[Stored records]
%%

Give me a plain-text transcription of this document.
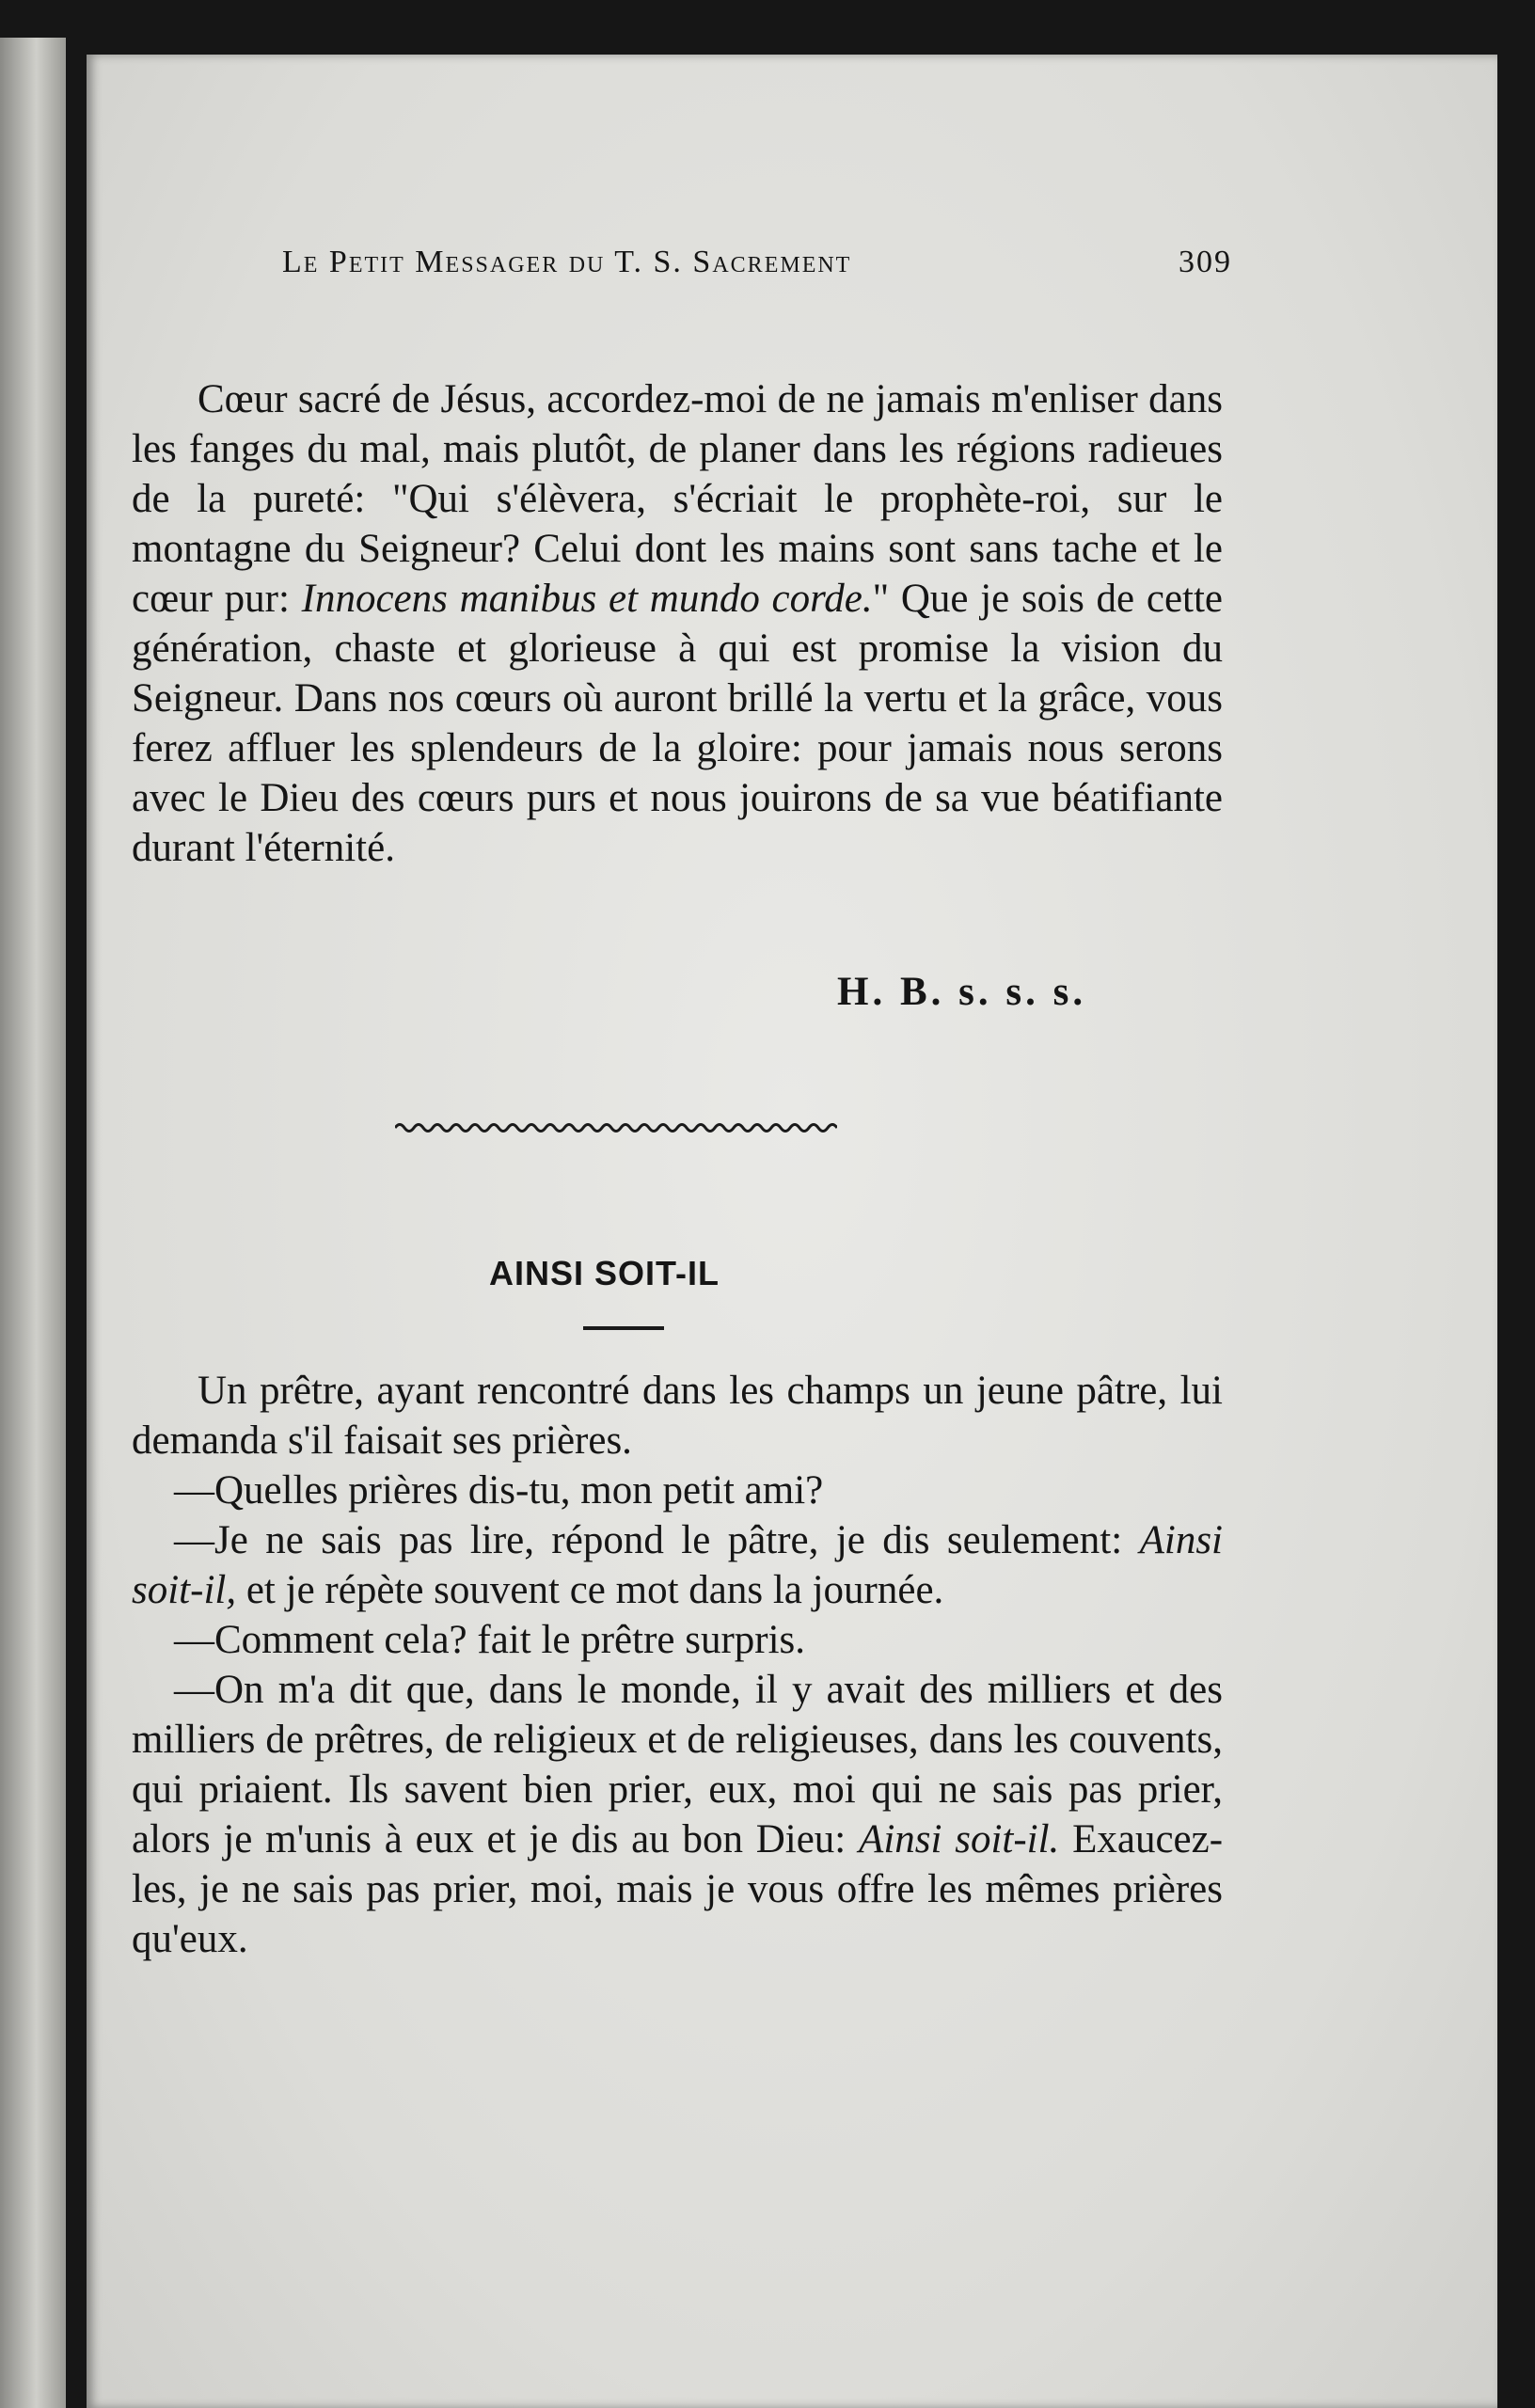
Le Petit Messager du T. S. Sacrement	309

Cœur sacré de Jésus, accordez-moi de ne jamais m'enliser dans les fanges du mal, mais plutôt, de planer dans les régions radieues de la pureté: "Qui s'élèvera, s'écriait le prophète-roi, sur le montagne du Seigneur? Celui dont les mains sont sans tache et le cœur pur: Innocens manibus et mundo corde." Que je sois de cette génération, chaste et glorieuse à qui est promise la vision du Seigneur. Dans nos cœurs où auront brillé la vertu et la grâce, vous ferez affluer les splendeurs de la gloire: pour jamais nous serons avec le Dieu des cœurs purs et nous jouirons de sa vue béatifiante durant l'éternité.

H. B. s. s. s.
AINSI SOIT-IL

Un prêtre, ayant rencontré dans les champs un jeune pâtre, lui demanda s'il faisait ses prières.

—Quelles prières dis-tu, mon petit ami?

—Je ne sais pas lire, répond le pâtre, je dis seulement: Ainsi soit-il, et je répète souvent ce mot dans la journée.

—Comment cela? fait le prêtre surpris.

—On m'a dit que, dans le monde, il y avait des milliers et des milliers de prêtres, de religieux et de religieuses, dans les couvents, qui priaient. Ils savent bien prier, eux, moi qui ne sais pas prier, alors je m'unis à eux et je dis au bon Dieu: Ainsi soit-il. Exaucez-les, je ne sais pas prier, moi, mais je vous offre les mêmes prières qu'eux.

%%

YOUR OBJECTIVE: Identify each line of the material where the word "sais" shows up, and copy it.

EXERCISE RESULT:
—Je ne sais pas lire, répond le pâtre, je dis seulement: Ainsi soit-il, et je répète souvent ce mot dans la journée.
—On m'a dit que, dans le monde, il y avait des milliers et des milliers de prêtres, de religieux et de religieuses, dans les couvents, qui priaient. Ils savent bien prier, eux, moi qui ne sais pas prier, alors je m'unis à eux et je dis au bon Dieu: Ainsi soit-il. Exaucez-les, je ne sais pas prier, moi, mais je vous offre les mêmes prières qu'eux.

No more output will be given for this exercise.